>>>

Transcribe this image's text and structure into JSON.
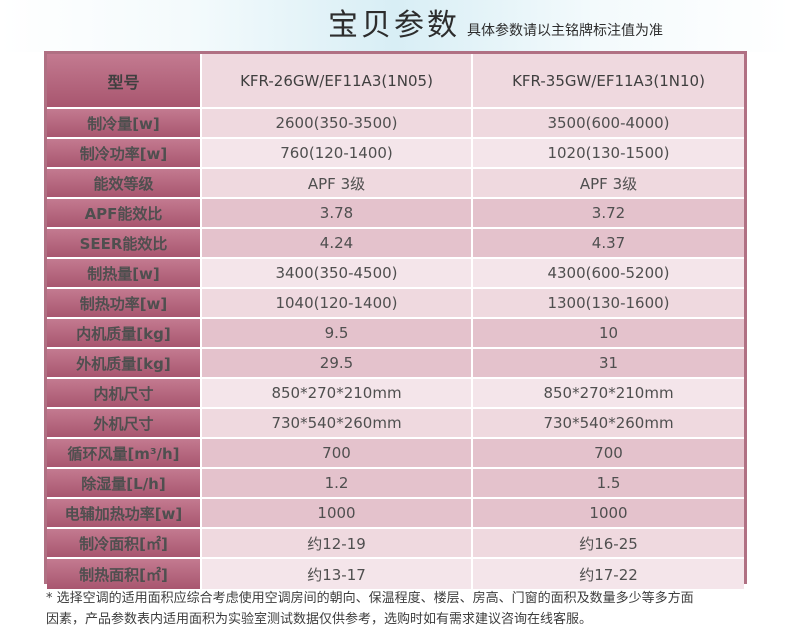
{
  "banner": {
    "title": "宝贝参数",
    "subtitle": "具体参数请以主铭牌标注值为准"
  },
  "table": {
    "header": {
      "label": "型号",
      "model_a": "KFR-26GW/EF11A3(1N05)",
      "model_b": "KFR-35GW/EF11A3(1N10)"
    },
    "rows": [
      {
        "label": "制冷量[w]",
        "a": "2600(350-3500)",
        "b": "3500(600-4000)"
      },
      {
        "label": "制冷功率[w]",
        "a": "760(120-1400)",
        "b": "1020(130-1500)"
      },
      {
        "label": "能效等级",
        "a": "APF 3级",
        "b": "APF 3级"
      },
      {
        "label": "APF能效比",
        "a": "3.78",
        "b": "3.72"
      },
      {
        "label": "SEER能效比",
        "a": "4.24",
        "b": "4.37"
      },
      {
        "label": "制热量[w]",
        "a": "3400(350-4500)",
        "b": "4300(600-5200)"
      },
      {
        "label": "制热功率[w]",
        "a": "1040(120-1400)",
        "b": "1300(130-1600)"
      },
      {
        "label": "内机质量[kg]",
        "a": "9.5",
        "b": "10"
      },
      {
        "label": "外机质量[kg]",
        "a": "29.5",
        "b": "31"
      },
      {
        "label": "内机尺寸",
        "a": "850*270*210mm",
        "b": "850*270*210mm"
      },
      {
        "label": "外机尺寸",
        "a": "730*540*260mm",
        "b": "730*540*260mm"
      },
      {
        "label": "循环风量[m³/h]",
        "a": "700",
        "b": "700"
      },
      {
        "label": "除湿量[L/h]",
        "a": "1.2",
        "b": "1.5"
      },
      {
        "label": "电辅加热功率[w]",
        "a": "1000",
        "b": "1000"
      },
      {
        "label": "制冷面积[㎡]",
        "a": "约12-19",
        "b": "约16-25"
      },
      {
        "label": "制热面积[㎡]",
        "a": "约13-17",
        "b": "约17-22"
      }
    ]
  },
  "footnote": {
    "line1": "* 选择空调的适用面积应综合考虑使用空调房间的朝向、保温程度、楼层、房高、门窗的面积及数量多少等多方面",
    "line2": "因素，产品参数表内适用面积为实验室测试数据仅供参考，选购时如有需求建议咨询在线客服。"
  },
  "colors": {
    "label_bg": "#b06a80",
    "value_bg_light": "#f4e5ea",
    "value_bg_mid": "#efd9df",
    "value_bg_dark": "#e4c2cc",
    "banner_accent": "#d8eef5"
  }
}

<<<

Keep the pictures out and write out the records exactly.

Transcribe this image's text and structure into JSON.
{
  "banner": {
    "title": "宝贝参数",
    "subtitle": "具体参数请以主铭牌标注值为准"
  },
  "table": {
    "header": {
      "label": "型号",
      "model_a": "KFR-26GW/EF11A3(1N05)",
      "model_b": "KFR-35GW/EF11A3(1N10)"
    },
    "rows": [
      {
        "label": "制冷量[w]",
        "a": "2600(350-3500)",
        "b": "3500(600-4000)"
      },
      {
        "label": "制冷功率[w]",
        "a": "760(120-1400)",
        "b": "1020(130-1500)"
      },
      {
        "label": "能效等级",
        "a": "APF 3级",
        "b": "APF 3级"
      },
      {
        "label": "APF能效比",
        "a": "3.78",
        "b": "3.72"
      },
      {
        "label": "SEER能效比",
        "a": "4.24",
        "b": "4.37"
      },
      {
        "label": "制热量[w]",
        "a": "3400(350-4500)",
        "b": "4300(600-5200)"
      },
      {
        "label": "制热功率[w]",
        "a": "1040(120-1400)",
        "b": "1300(130-1600)"
      },
      {
        "label": "内机质量[kg]",
        "a": "9.5",
        "b": "10"
      },
      {
        "label": "外机质量[kg]",
        "a": "29.5",
        "b": "31"
      },
      {
        "label": "内机尺寸",
        "a": "850*270*210mm",
        "b": "850*270*210mm"
      },
      {
        "label": "外机尺寸",
        "a": "730*540*260mm",
        "b": "730*540*260mm"
      },
      {
        "label": "循环风量[m³/h]",
        "a": "700",
        "b": "700"
      },
      {
        "label": "除湿量[L/h]",
        "a": "1.2",
        "b": "1.5"
      },
      {
        "label": "电辅加热功率[w]",
        "a": "1000",
        "b": "1000"
      },
      {
        "label": "制冷面积[㎡]",
        "a": "约12-19",
        "b": "约16-25"
      },
      {
        "label": "制热面积[㎡]",
        "a": "约13-17",
        "b": "约17-22"
      }
    ]
  },
  "footnote": {
    "line1": "* 选择空调的适用面积应综合考虑使用空调房间的朝向、保温程度、楼层、房高、门窗的面积及数量多少等多方面",
    "line2": "因素，产品参数表内适用面积为实验室测试数据仅供参考，选购时如有需求建议咨询在线客服。"
  },
  "colors": {
    "label_bg": "#b06a80",
    "value_bg_light": "#f4e5ea",
    "value_bg_mid": "#efd9df",
    "value_bg_dark": "#e4c2cc",
    "banner_accent": "#d8eef5"
  }
}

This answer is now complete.